#### [TASK GOAL]
Continue the forum discussion about iPhone and Android market share, picking up after its final sentence.

Posts: 2,760   +2,083
I was browsing a t-mobile store about 3 weeks ago. I thought I walked into an Apple store.
Last weekend, was in an AT&T store with a buddy of mine. Same thing...thought I had walked
into an Apple store. Apple phones EVERYWHERE. I did find some Samsung stuff farther
back in the store and really had to LOOK to find anything else. Especially the "cheap" phones.
You know good and well Apple is paying these stores for "front row seating", not to mention probably offering subsidies.
 

Lew Zealand

Posts: 1,858   +2,037
TechSpot Elite
Found on another site. Why are people giving this so much weight?

500 people polled, and it's based on activations. Which, aren't a good chunk of iPhone users known to do yearly updates to "stay fashionable"?

Considering the average iPhone replacement rate has moved past 4 years, I'd say "no." Unless a good chunk is <10%. Maybe that qualifies as good?

Note that 4 years is longer than Android phones receive OS updates and you still have a year or more left on your iPhone of directly supported OS updates.
 
I don't get what logic the writer has. iPhone is a device, Android is an operating system. Headline: "iPhone and Android now hold 50/50 share..." How do you compare shares device/OS (50/50)? It is iPhone/Samsung or iOS/Android. If the writer does not understand it there is no point to read the rest.
 

m4a4

Posts: 2,417   +2,743
TechSpot Elite
Considering the average iPhone replacement rate has moved past 4 years, I'd say "no." Unless a good chunk is <10%. Maybe that qualifies as good?
That's not a stat for only the USA.
Besides, last I checked, the US carrier system is heavily based around subsidized phones. A lot more people will upgrade to the latest phone because it is made to look cheap.

It's a point against the US. As people will essentially finance such an expensive phone (instead of buying it outright). And iPhone is much more a fashion statement in the USA than around the world (with carriers pushing it more than android too, because more money).

#### [INFORMATION PROVIDED]
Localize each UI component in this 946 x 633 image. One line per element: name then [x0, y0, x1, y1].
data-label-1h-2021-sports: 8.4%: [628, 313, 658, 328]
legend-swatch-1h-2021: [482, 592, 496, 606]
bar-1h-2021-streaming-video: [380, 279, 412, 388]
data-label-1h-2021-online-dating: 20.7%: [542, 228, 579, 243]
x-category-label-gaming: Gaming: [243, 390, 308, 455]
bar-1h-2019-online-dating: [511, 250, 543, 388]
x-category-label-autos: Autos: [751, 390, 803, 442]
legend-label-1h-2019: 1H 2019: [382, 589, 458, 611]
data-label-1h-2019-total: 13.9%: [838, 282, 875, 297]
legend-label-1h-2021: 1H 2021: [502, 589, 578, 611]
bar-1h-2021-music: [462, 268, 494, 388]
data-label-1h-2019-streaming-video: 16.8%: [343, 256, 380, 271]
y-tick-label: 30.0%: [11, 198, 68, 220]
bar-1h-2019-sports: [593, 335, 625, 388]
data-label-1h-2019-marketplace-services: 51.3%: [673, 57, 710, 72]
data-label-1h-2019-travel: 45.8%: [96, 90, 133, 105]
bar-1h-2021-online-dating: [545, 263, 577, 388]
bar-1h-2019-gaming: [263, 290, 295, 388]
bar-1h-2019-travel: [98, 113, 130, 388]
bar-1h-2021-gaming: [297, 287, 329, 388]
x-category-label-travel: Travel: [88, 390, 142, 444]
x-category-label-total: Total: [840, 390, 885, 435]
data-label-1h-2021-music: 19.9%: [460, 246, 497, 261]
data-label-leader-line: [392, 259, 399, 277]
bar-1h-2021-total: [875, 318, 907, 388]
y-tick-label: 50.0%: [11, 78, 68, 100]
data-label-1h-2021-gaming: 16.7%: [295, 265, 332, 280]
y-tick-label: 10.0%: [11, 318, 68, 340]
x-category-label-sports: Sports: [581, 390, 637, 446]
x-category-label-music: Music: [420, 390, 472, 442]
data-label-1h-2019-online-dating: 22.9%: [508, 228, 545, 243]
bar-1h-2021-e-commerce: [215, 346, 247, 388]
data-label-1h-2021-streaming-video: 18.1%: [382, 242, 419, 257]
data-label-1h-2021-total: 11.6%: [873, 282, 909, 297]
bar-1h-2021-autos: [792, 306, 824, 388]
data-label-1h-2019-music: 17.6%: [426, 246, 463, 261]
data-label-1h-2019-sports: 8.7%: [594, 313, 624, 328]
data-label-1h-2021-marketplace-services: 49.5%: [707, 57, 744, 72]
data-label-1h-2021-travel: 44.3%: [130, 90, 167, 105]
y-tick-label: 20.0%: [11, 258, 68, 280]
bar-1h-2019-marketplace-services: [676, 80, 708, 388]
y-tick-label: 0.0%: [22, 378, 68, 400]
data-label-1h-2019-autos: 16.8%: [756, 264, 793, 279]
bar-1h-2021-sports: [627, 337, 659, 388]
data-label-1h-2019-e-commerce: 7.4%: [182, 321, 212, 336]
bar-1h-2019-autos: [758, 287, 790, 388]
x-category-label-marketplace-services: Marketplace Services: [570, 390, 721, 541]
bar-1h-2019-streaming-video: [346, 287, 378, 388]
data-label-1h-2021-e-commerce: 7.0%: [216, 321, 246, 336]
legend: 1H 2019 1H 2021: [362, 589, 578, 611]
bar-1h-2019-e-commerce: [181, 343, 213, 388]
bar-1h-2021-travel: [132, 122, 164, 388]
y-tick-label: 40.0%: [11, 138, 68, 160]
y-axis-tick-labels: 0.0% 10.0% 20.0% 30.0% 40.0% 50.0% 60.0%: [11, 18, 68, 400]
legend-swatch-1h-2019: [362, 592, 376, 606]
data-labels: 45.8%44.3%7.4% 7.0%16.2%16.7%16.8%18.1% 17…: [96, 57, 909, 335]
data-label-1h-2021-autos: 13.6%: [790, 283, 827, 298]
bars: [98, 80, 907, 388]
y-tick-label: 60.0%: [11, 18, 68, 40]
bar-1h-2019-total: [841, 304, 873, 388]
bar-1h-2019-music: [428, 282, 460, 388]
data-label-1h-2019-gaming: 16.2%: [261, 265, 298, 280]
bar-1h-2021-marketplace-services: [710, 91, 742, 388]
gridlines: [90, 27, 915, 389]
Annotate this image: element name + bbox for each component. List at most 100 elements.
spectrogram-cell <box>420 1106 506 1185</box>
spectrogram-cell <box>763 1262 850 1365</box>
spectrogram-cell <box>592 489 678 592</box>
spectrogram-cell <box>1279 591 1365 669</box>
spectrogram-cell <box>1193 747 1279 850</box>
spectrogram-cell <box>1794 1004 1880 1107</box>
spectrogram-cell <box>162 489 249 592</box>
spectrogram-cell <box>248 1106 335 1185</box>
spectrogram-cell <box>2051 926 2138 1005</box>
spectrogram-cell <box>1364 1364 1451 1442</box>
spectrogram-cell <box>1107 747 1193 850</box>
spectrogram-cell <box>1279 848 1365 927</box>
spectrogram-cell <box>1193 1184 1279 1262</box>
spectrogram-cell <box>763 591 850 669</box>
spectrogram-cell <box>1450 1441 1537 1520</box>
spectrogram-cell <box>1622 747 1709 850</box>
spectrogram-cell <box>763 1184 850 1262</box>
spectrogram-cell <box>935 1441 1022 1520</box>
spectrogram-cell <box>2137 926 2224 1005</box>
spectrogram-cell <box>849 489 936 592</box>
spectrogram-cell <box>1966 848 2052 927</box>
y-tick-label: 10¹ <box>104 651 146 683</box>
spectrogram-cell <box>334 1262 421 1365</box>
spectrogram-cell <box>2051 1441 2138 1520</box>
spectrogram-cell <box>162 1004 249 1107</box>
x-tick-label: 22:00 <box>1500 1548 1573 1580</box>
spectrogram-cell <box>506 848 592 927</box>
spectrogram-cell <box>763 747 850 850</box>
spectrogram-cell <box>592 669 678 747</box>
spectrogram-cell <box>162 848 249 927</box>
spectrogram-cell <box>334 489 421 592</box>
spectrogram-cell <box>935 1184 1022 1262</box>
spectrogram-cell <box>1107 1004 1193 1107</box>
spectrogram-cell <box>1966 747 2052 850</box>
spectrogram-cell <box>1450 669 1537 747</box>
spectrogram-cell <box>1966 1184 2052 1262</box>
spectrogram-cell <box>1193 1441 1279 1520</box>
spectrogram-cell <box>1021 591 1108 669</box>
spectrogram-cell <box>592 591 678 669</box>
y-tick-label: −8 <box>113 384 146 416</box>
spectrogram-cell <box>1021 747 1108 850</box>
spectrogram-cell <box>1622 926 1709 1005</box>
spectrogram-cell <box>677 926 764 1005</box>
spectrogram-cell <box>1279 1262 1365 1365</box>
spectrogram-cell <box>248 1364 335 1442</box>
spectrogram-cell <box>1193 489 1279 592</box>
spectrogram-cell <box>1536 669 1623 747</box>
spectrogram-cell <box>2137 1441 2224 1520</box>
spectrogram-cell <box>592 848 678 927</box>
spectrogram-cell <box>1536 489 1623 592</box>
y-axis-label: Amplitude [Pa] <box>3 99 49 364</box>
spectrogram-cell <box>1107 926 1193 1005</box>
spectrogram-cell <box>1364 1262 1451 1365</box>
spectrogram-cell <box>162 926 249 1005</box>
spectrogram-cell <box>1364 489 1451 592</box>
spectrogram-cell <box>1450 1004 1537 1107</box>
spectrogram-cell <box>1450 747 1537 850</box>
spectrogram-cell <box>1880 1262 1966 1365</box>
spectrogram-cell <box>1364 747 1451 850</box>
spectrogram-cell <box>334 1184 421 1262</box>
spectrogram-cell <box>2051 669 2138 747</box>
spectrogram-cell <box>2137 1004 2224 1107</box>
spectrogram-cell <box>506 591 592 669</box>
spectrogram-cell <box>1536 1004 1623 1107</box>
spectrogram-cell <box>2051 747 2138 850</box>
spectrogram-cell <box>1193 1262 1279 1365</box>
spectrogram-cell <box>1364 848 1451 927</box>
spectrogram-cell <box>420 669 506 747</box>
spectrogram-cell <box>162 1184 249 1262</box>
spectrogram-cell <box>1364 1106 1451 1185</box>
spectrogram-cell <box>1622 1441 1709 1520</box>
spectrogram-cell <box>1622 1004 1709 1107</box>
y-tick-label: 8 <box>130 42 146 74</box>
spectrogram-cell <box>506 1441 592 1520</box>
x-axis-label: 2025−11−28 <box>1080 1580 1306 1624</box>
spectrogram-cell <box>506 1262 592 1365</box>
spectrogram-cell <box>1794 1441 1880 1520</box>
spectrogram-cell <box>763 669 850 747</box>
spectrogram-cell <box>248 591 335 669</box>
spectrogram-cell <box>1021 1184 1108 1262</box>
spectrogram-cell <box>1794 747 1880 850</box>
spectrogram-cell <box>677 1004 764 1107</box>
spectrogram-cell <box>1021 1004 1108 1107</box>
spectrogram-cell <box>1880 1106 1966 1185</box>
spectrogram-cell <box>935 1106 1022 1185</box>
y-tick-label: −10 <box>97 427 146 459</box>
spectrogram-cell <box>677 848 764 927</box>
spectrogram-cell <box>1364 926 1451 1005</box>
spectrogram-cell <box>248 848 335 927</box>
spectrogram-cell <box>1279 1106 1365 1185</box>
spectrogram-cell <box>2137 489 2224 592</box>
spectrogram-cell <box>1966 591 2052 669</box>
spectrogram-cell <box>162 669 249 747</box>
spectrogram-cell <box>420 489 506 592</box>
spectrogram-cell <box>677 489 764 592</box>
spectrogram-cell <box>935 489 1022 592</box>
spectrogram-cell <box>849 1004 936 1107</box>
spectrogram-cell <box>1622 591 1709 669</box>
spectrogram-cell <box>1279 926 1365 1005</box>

#### [RESPONSE]
Many things unique to the USA...
 
Last edited:

trparky

Posts: 920   +967
And choice is never a bad thing.
For techies like us, yes... choice isn't bad. But for most users, choice is one more headache that users don't need. Us techies ramble on about choice but I say that the average user doesn't give a rat's rear end about choice, they just want something that works.
 

Avro Arrow

Posts: 1,457   +1,636
TechSpot Elite
This is only significant in the USA which is a relatively small market when compared to China and the EU. Then there's also non-EU European countries as well as Russia, India, Australia, Japan, South Korea, Taiwan, etc. to consider.

Worldwide, Android holds a commanding 73% market share as of June of 2021 because consumerism is, for the most part, a North American phenomenon. Apple phones generally don't impress the populations of other countries as much as they do the USA and Canada (Canada is 54-46 in favour of Android). In Canada though, I'm pretty sure that the Apple-loving population is concentrated in Southern Ontario (read: near Toronto) because they tend to be more influenced by US culture than the rest of Canada.

Hell, the only place in Canada in which the Super Bowl is a bigger deal than the Grey Cup is the Greater Toronto Area. The Grey Cup game draws much better ratings than the Super Bowl everywhere else in the country. That's all that really needs to be said.

As for me, I'll never own an iPhone because I'm "Allergic to Apples". :laughing:
 
Last edited:

trparky

Posts: 920   +967
Indeed, some people like to pay more for inferior products.
I'd say that Android devices are inferior products based solely on their software support life cycle. If Microsoft did the same thing that Android OEMs did people would be outside Redmond with pitchforks and torches, yet Android OEMs get a free pass. I just don't get it. Double standard much?

Some of these devices are just as expensive as flagship Apple devices yet they get a mere fraction of the software support that an iPhone gets.

Tell me again which is the better product? I'll give a hint, it's not Android.